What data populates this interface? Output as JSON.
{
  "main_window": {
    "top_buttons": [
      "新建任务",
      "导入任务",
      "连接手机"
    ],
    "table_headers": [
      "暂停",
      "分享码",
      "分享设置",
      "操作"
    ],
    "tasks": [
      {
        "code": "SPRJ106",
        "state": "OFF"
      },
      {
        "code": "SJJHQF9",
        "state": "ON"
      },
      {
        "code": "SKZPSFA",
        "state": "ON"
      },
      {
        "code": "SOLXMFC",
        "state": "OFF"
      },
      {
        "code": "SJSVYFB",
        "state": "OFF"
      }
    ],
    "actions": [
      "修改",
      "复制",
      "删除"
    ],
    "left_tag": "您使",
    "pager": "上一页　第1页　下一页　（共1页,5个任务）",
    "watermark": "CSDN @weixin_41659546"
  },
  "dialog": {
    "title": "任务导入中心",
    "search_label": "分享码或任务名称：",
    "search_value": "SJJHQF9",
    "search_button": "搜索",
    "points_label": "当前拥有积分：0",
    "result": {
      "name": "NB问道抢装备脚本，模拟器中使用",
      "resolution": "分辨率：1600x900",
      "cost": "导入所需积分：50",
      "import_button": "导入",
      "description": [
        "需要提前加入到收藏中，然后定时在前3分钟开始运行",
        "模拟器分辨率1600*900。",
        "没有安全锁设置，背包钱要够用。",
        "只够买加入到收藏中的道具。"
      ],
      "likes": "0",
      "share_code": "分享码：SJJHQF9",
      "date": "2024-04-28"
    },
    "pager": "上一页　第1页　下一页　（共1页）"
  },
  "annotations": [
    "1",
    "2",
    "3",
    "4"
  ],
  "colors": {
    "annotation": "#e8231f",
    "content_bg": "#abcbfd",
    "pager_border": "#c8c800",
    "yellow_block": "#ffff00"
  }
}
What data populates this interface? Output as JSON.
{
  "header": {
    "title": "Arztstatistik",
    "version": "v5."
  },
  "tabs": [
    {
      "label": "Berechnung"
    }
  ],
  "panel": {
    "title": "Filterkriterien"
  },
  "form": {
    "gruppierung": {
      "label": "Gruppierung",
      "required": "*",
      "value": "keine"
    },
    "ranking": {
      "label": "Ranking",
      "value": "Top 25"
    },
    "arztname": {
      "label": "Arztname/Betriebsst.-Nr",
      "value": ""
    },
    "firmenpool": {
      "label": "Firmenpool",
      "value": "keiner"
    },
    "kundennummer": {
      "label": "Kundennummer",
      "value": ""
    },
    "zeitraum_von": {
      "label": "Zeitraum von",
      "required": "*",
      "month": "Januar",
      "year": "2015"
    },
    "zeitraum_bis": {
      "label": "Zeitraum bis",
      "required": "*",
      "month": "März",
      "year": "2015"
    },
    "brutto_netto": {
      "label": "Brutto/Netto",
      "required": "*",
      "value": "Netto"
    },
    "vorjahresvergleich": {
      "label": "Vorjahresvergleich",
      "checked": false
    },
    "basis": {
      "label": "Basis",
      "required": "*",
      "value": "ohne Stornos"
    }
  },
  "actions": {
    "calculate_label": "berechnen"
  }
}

------

● SHORT TASK: Please set down all the data word for word.

● WRITTEN SOLUTION:
What data populates this interface? Output as JSON.
{
  "main_window": {
    "top_buttons": [
      "新建任务",
      "导入任务",
      "连接手机"
    ],
    "table_headers": [
      "暂停",
      "分享码",
      "分享设置",
      "操作"
    ],
    "tasks": [
      {
        "code": "SPRJ106",
        "state": "OFF"
      },
      {
        "code": "SJJHQF9",
        "state": "ON"
      },
      {
        "code": "SKZPSFA",
        "state": "ON"
      },
      {
        "code": "SOLXMFC",
        "state": "OFF"
      },
      {
        "code": "SJSVYFB",
        "state": "OFF"
      }
    ],
    "actions": [
      "修改",
      "复制",
      "删除"
    ],
    "left_tag": "您使",
    "pager": "上一页　第1页　下一页　（共1页,5个任务）",
    "watermark": "CSDN @weixin_41659546"
  },
  "dialog": {
    "title": "任务导入中心",
    "search_label": "分享码或任务名称：",
    "search_value": "SJJHQF9",
    "search_button": "搜索",
    "points_label": "当前拥有积分：0",
    "result": {
      "name": "NB问道抢装备脚本，模拟器中使用",
      "resolution": "分辨率：1600x900",
      "cost": "导入所需积分：50",
      "import_button": "导入",
      "description": [
        "需要提前加入到收藏中，然后定时在前3分钟开始运行",
        "模拟器分辨率1600*900。",
        "没有安全锁设置，背包钱要够用。",
        "只够买加入到收藏中的道具。"
      ],
      "likes": "0",
      "share_code": "分享码：SJJHQF9",
      "date": "2024-04-28"
    },
    "pager": "上一页　第1页　下一页　（共1页）"
  },
  "annotations": [
    "1",
    "2",
    "3",
    "4"
  ],
  "colors": {
    "annotation": "#e8231f",
    "content_bg": "#abcbfd",
    "pager_border": "#c8c800",
    "yellow_block": "#ffff00"
  }
}
What data populates this interface? Output as JSON.
{
  "header": {
    "title": "Arztstatistik",
    "version": "v5."
  },
  "tabs": [
    {
      "label": "Berechnung"
    }
  ],
  "panel": {
    "title": "Filterkriterien"
  },
  "form": {
    "gruppierung": {
      "label": "Gruppierung",
      "required": "*",
      "value": "keine"
    },
    "ranking": {
      "label": "Ranking",
      "value": "Top 25"
    },
    "arztname": {
      "label": "Arztname/Betriebsst.-Nr",
      "value": ""
    },
    "firmenpool": {
      "label": "Firmenpool",
      "value": "keiner"
    },
    "kundennummer": {
      "label": "Kundennummer",
      "value": ""
    },
    "zeitraum_von": {
      "label": "Zeitraum von",
      "required": "*",
      "month": "Januar",
      "year": "2015"
    },
    "zeitraum_bis": {
      "label": "Zeitraum bis",
      "required": "*",
      "month": "März",
      "year": "2015"
    },
    "brutto_netto": {
      "label": "Brutto/Netto",
      "required": "*",
      "value": "Netto"
    },
    "vorjahresvergleich": {
      "label": "Vorjahresvergleich",
      "checked": false
    },
    "basis": {
      "label": "Basis",
      "required": "*",
      "value": "ohne Stornos"
    }
  },
  "actions": {
    "calculate_label": "berechnen"
  }
}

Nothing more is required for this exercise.